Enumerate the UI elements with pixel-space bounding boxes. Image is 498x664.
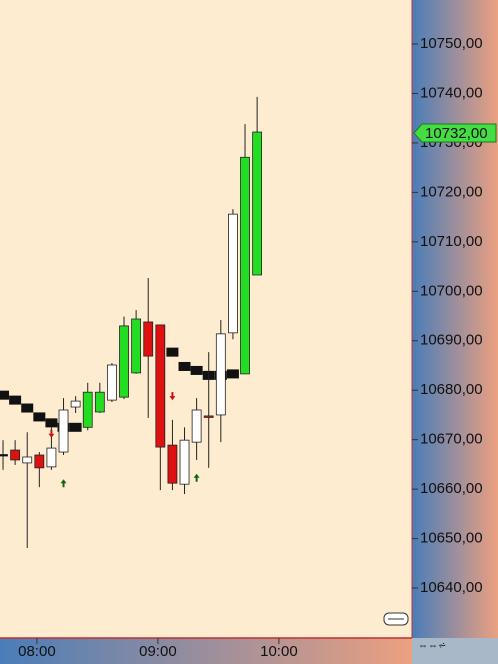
candle-body xyxy=(131,318,142,374)
candle-body xyxy=(215,333,226,416)
candle-body xyxy=(203,415,214,418)
candle-body xyxy=(107,364,117,401)
x-axis-panel xyxy=(0,638,412,664)
candle-body xyxy=(58,409,69,453)
y-tick-label: 10640,00 xyxy=(420,579,483,596)
ma-block xyxy=(178,361,191,371)
x-tick-label: 09:00 xyxy=(139,643,177,660)
candle-body xyxy=(34,454,45,469)
ma-block xyxy=(33,412,46,422)
candle-body xyxy=(94,391,105,413)
sell-arrow xyxy=(48,429,55,438)
candle-body xyxy=(82,391,93,428)
x-tick-label: 10:00 xyxy=(260,643,298,660)
candle-body xyxy=(119,325,129,398)
corner-panel xyxy=(412,638,498,664)
buy-arrow xyxy=(60,479,67,488)
ma-block xyxy=(166,347,179,357)
candle-body xyxy=(252,131,263,276)
last-price-tag xyxy=(413,123,497,143)
candle-body xyxy=(0,454,8,457)
y-tick-label: 10690,00 xyxy=(420,332,483,349)
ma-block xyxy=(45,418,58,428)
candle-body xyxy=(70,400,81,408)
candle-body xyxy=(240,156,250,375)
y-tick-label: 10750,00 xyxy=(420,35,483,52)
buy-arrow xyxy=(193,473,200,482)
y-tick-label: 10710,00 xyxy=(420,233,483,250)
candle-body xyxy=(191,409,202,443)
y-axis-panel xyxy=(412,0,498,638)
y-tick-label: 10660,00 xyxy=(420,480,483,497)
candle-body xyxy=(22,456,33,464)
y-tick-label: 10670,00 xyxy=(420,431,483,448)
candle-body xyxy=(228,213,238,334)
candle-body xyxy=(46,447,57,468)
x-tick-label: 08:00 xyxy=(18,643,56,660)
candle-body xyxy=(179,439,190,485)
candle-body xyxy=(167,444,178,484)
ma-block xyxy=(21,403,34,413)
ma-block xyxy=(9,395,22,405)
y-tick-label: 10740,00 xyxy=(420,84,483,101)
y-tick-label: 10700,00 xyxy=(420,282,483,299)
y-tick-label: 10720,00 xyxy=(420,183,483,200)
ma-block xyxy=(190,365,203,375)
ma-block xyxy=(0,390,10,400)
candle-body xyxy=(143,321,154,357)
sell-arrow xyxy=(169,392,176,401)
candle-body xyxy=(155,324,166,448)
candle-body xyxy=(10,449,21,461)
scroll-icon[interactable] xyxy=(383,612,409,626)
y-tick-label: 10680,00 xyxy=(420,381,483,398)
nav-icons[interactable]: ⇔⇔⩫ xyxy=(418,641,446,652)
ma-block xyxy=(226,369,239,379)
ma-block xyxy=(69,422,82,432)
plot-area xyxy=(0,0,412,638)
y-tick-label: 10650,00 xyxy=(420,530,483,547)
last-price-label: 10732,00 xyxy=(425,125,488,142)
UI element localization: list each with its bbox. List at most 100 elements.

^^^^

Write out the lines of the data from the one containing "candle-body xyxy=(131,318,142,374)" through the one containing "y-tick-label: 10710,00 xyxy=(420,233,483,250)", copying each exactly and including both end lines.

_ANSWER FOR THE TASK:_
candle-body xyxy=(131,318,142,374)
candle-body xyxy=(215,333,226,416)
candle-body xyxy=(203,415,214,418)
candle-body xyxy=(107,364,117,401)
x-axis-panel xyxy=(0,638,412,664)
candle-body xyxy=(58,409,69,453)
y-tick-label: 10640,00 xyxy=(420,579,483,596)
ma-block xyxy=(178,361,191,371)
x-tick-label: 09:00 xyxy=(139,643,177,660)
candle-body xyxy=(34,454,45,469)
ma-block xyxy=(33,412,46,422)
candle-body xyxy=(94,391,105,413)
sell-arrow xyxy=(48,429,55,438)
candle-body xyxy=(82,391,93,428)
x-tick-label: 10:00 xyxy=(260,643,298,660)
candle-body xyxy=(119,325,129,398)
corner-panel xyxy=(412,638,498,664)
buy-arrow xyxy=(60,479,67,488)
ma-block xyxy=(166,347,179,357)
candle-body xyxy=(252,131,263,276)
last-price-tag xyxy=(413,123,497,143)
candle-body xyxy=(0,454,8,457)
y-tick-label: 10690,00 xyxy=(420,332,483,349)
ma-block xyxy=(45,418,58,428)
candle-body xyxy=(70,400,81,408)
candle-body xyxy=(240,156,250,375)
y-tick-label: 10750,00 xyxy=(420,35,483,52)
buy-arrow xyxy=(193,473,200,482)
y-tick-label: 10710,00 xyxy=(420,233,483,250)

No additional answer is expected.